* DATA FOR THIS TASK *
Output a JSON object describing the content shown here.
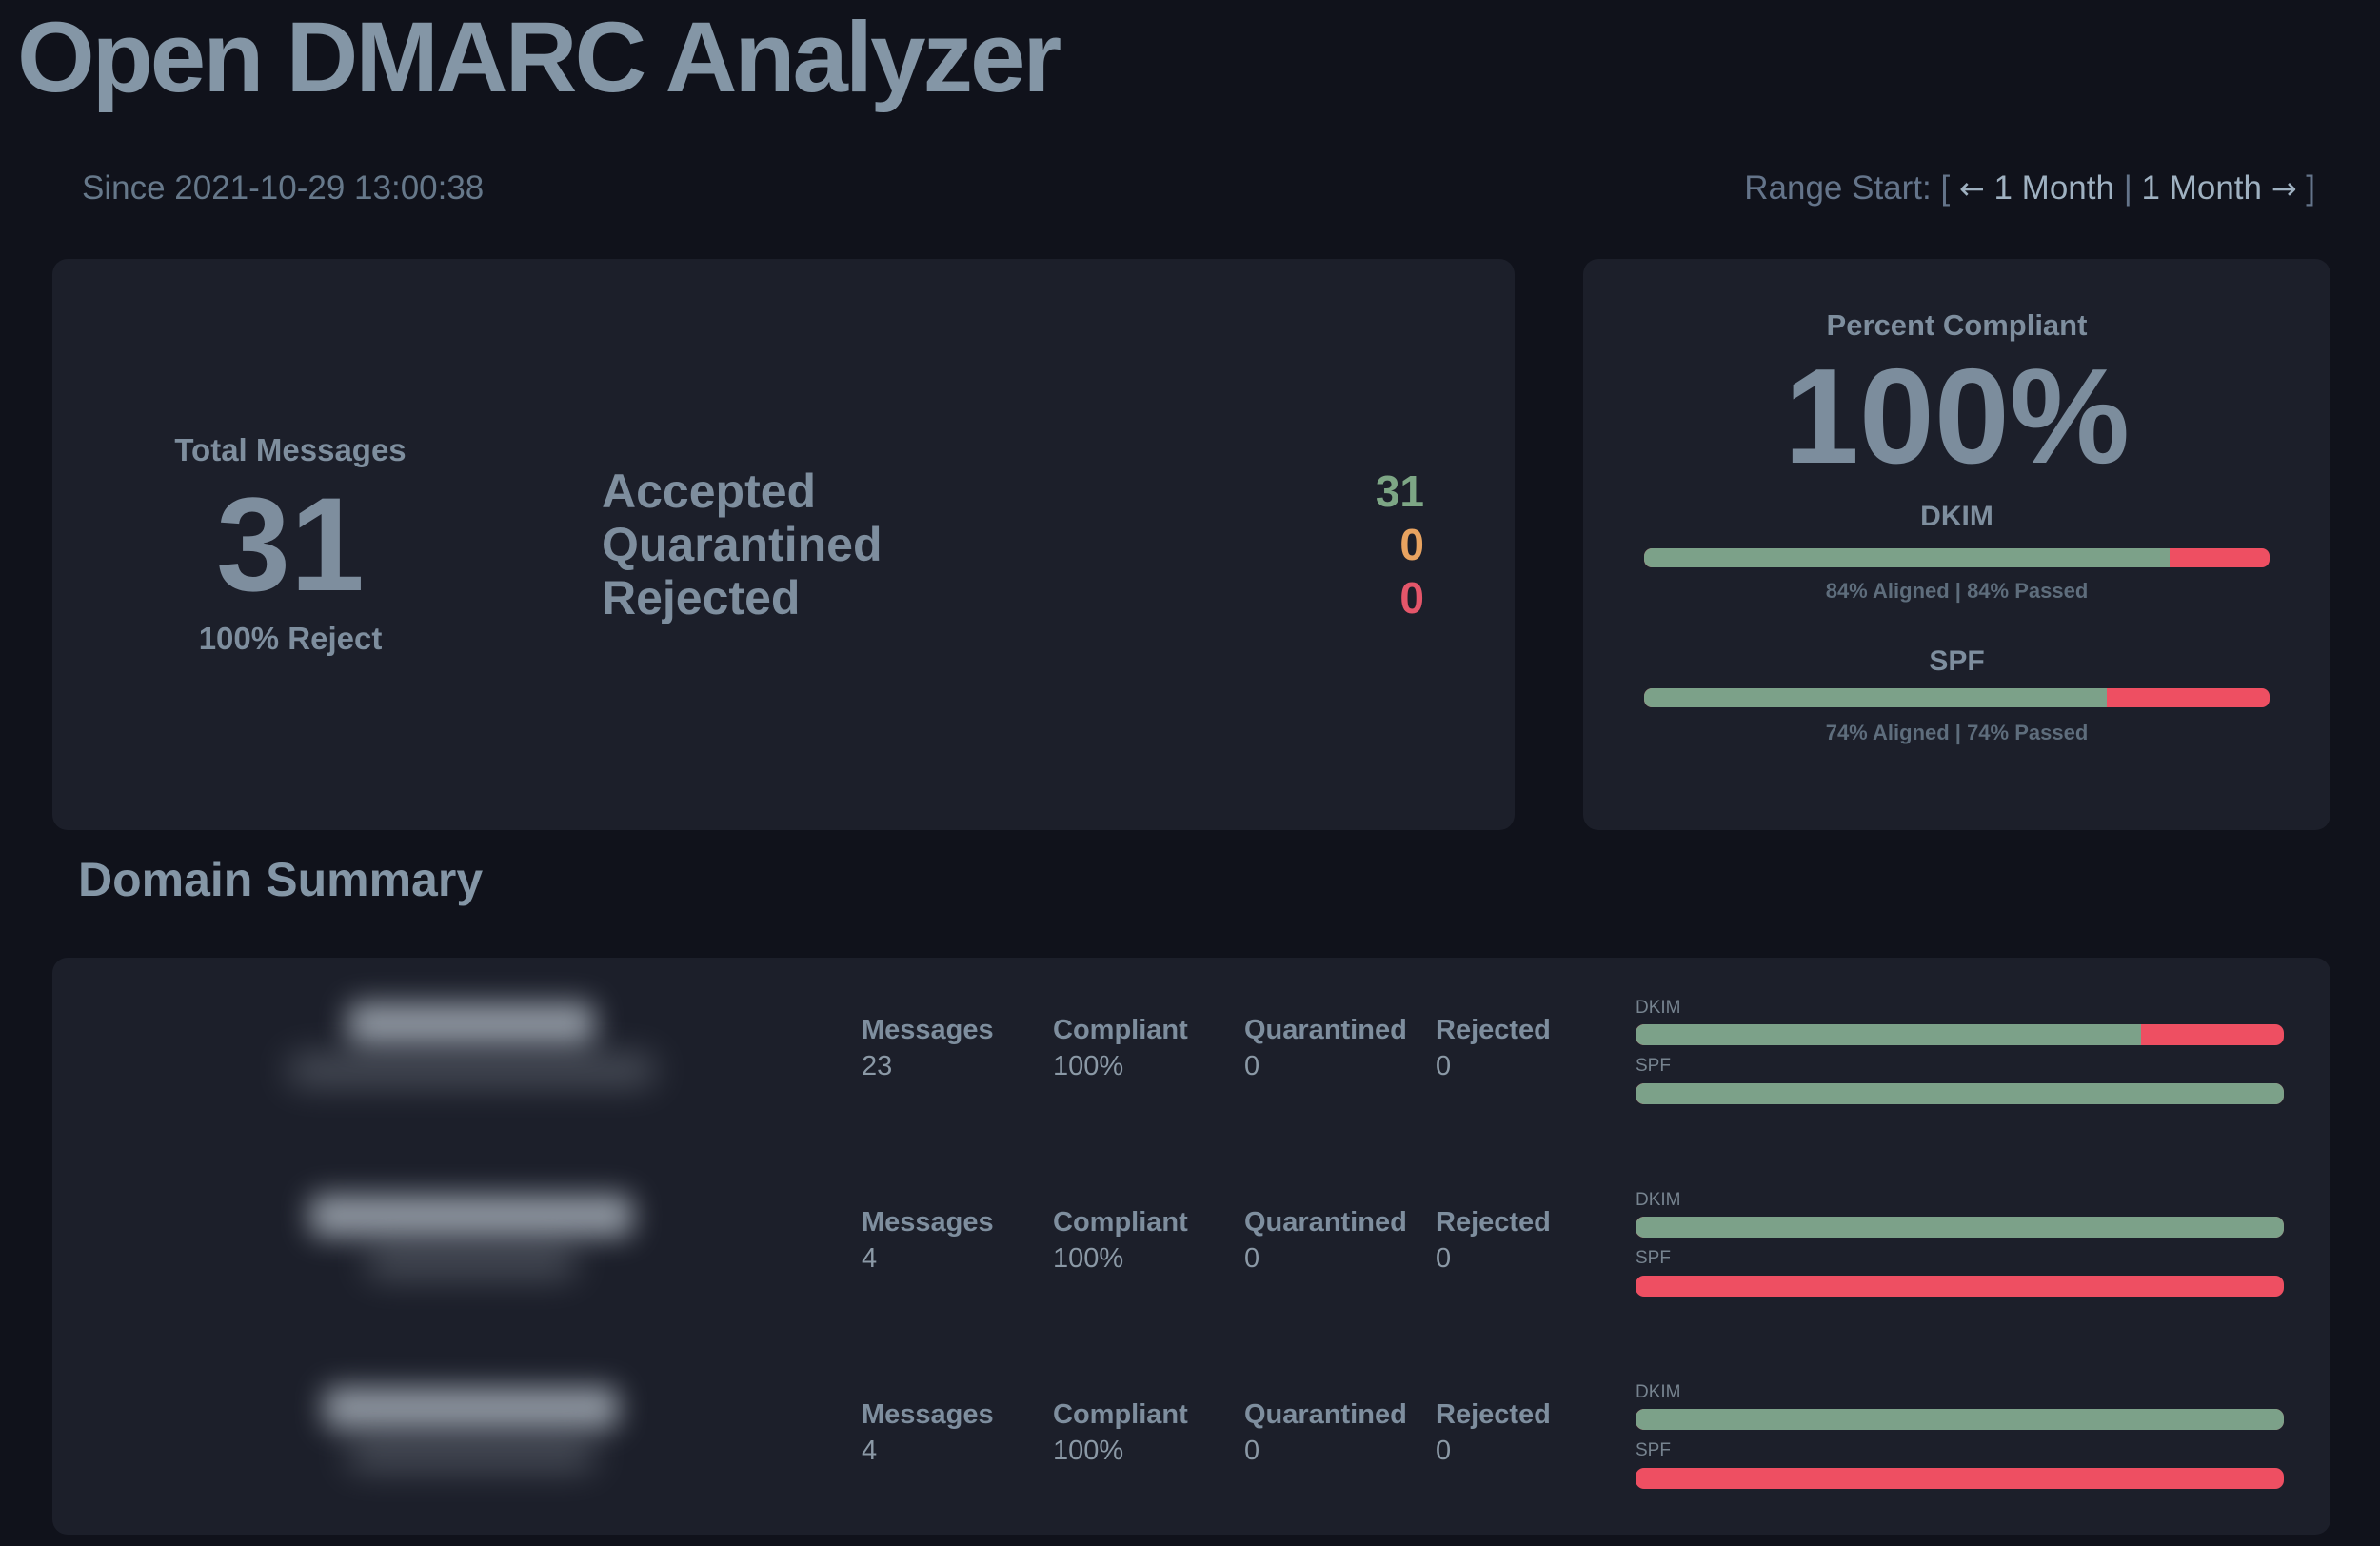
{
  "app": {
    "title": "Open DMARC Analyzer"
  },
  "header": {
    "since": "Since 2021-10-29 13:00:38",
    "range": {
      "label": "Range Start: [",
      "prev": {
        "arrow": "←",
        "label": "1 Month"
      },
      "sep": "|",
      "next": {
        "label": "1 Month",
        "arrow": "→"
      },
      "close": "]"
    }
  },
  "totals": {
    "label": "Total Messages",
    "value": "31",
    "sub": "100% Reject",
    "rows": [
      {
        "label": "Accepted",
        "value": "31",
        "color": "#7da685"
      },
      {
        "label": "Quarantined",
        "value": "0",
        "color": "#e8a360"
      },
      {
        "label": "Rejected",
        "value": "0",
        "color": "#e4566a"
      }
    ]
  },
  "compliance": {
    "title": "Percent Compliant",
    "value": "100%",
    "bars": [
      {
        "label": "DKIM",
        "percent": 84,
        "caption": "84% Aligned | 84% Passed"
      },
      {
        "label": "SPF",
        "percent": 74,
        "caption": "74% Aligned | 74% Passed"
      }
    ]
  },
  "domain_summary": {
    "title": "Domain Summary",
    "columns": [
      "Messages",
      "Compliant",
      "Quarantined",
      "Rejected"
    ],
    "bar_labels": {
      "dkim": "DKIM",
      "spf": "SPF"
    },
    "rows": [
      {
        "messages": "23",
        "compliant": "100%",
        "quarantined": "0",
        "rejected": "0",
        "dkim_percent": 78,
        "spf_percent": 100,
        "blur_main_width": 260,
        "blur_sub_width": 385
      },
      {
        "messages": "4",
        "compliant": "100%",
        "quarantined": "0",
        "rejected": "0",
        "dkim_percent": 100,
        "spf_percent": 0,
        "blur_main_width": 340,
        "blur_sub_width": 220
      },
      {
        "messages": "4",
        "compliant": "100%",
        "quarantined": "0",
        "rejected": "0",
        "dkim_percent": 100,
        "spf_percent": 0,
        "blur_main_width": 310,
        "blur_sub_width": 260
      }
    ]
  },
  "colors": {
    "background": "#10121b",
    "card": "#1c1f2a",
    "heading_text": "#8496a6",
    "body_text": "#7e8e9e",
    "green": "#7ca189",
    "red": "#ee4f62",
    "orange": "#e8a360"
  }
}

==

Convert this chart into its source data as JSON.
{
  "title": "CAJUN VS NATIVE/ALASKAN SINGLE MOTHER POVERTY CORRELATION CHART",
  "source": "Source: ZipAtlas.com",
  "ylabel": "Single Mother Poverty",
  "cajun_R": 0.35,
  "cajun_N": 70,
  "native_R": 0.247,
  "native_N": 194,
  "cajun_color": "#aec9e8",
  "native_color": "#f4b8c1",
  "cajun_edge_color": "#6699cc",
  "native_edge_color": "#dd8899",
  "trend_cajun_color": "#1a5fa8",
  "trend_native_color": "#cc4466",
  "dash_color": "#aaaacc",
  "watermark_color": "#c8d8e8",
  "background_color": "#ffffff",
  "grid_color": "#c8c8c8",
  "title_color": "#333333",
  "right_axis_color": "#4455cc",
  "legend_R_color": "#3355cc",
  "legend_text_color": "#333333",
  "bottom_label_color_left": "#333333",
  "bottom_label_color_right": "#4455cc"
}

---

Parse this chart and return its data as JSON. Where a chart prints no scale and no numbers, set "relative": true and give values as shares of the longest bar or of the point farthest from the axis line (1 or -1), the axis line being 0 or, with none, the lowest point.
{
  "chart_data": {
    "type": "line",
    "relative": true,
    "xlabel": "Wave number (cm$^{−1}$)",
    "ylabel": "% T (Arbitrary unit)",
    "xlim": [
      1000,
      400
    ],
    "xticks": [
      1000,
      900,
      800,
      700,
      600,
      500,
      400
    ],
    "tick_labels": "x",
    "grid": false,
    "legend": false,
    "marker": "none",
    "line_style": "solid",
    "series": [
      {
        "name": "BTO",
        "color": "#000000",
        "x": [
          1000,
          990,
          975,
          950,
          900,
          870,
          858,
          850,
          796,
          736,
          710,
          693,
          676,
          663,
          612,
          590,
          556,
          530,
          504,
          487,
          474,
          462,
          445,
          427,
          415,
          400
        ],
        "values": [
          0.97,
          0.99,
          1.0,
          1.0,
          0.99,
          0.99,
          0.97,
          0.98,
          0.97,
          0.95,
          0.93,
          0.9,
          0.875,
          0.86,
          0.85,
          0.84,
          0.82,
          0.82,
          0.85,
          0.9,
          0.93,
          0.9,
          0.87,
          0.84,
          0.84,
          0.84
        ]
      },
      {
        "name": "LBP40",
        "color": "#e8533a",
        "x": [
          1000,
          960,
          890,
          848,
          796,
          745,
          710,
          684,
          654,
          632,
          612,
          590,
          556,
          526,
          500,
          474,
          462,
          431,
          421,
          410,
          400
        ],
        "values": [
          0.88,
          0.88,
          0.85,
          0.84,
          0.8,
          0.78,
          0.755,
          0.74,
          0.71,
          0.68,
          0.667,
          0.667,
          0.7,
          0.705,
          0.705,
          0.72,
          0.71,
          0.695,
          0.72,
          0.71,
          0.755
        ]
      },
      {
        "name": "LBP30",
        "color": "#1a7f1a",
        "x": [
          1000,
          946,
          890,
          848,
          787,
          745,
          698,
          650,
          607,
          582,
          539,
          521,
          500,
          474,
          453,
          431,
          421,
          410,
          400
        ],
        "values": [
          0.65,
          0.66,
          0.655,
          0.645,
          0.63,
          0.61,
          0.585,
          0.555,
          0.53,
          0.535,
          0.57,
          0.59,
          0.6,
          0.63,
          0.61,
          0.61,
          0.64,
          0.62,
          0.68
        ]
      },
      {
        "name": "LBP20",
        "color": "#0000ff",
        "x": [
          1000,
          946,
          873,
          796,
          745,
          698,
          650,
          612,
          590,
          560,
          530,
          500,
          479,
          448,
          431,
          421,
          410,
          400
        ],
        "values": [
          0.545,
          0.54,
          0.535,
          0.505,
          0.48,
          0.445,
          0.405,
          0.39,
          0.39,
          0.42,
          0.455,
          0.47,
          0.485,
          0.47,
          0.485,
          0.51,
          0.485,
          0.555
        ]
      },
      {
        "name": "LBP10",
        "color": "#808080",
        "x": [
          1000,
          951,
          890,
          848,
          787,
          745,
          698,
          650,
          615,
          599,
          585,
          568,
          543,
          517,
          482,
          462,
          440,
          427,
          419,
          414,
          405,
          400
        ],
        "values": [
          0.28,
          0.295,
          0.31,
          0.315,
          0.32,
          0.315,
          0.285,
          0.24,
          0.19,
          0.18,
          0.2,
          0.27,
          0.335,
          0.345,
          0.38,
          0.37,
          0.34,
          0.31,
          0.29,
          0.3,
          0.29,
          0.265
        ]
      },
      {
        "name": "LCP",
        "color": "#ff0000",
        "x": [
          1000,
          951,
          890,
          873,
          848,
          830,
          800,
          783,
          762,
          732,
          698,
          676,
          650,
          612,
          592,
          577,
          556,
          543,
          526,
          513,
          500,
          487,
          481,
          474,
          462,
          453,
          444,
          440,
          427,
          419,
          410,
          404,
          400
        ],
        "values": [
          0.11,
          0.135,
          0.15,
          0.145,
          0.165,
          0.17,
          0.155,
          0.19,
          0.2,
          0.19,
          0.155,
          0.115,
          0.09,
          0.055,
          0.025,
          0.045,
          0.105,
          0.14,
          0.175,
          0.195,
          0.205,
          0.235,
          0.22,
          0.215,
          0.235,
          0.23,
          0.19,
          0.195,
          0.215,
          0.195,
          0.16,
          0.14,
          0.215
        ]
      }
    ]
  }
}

* PROBLEM *
Find the lines containing "source" and list every one of them.

* TASK ANSWER *
Convert this chart into its source data as JSON.
  "source": "Source: ZipAtlas.com",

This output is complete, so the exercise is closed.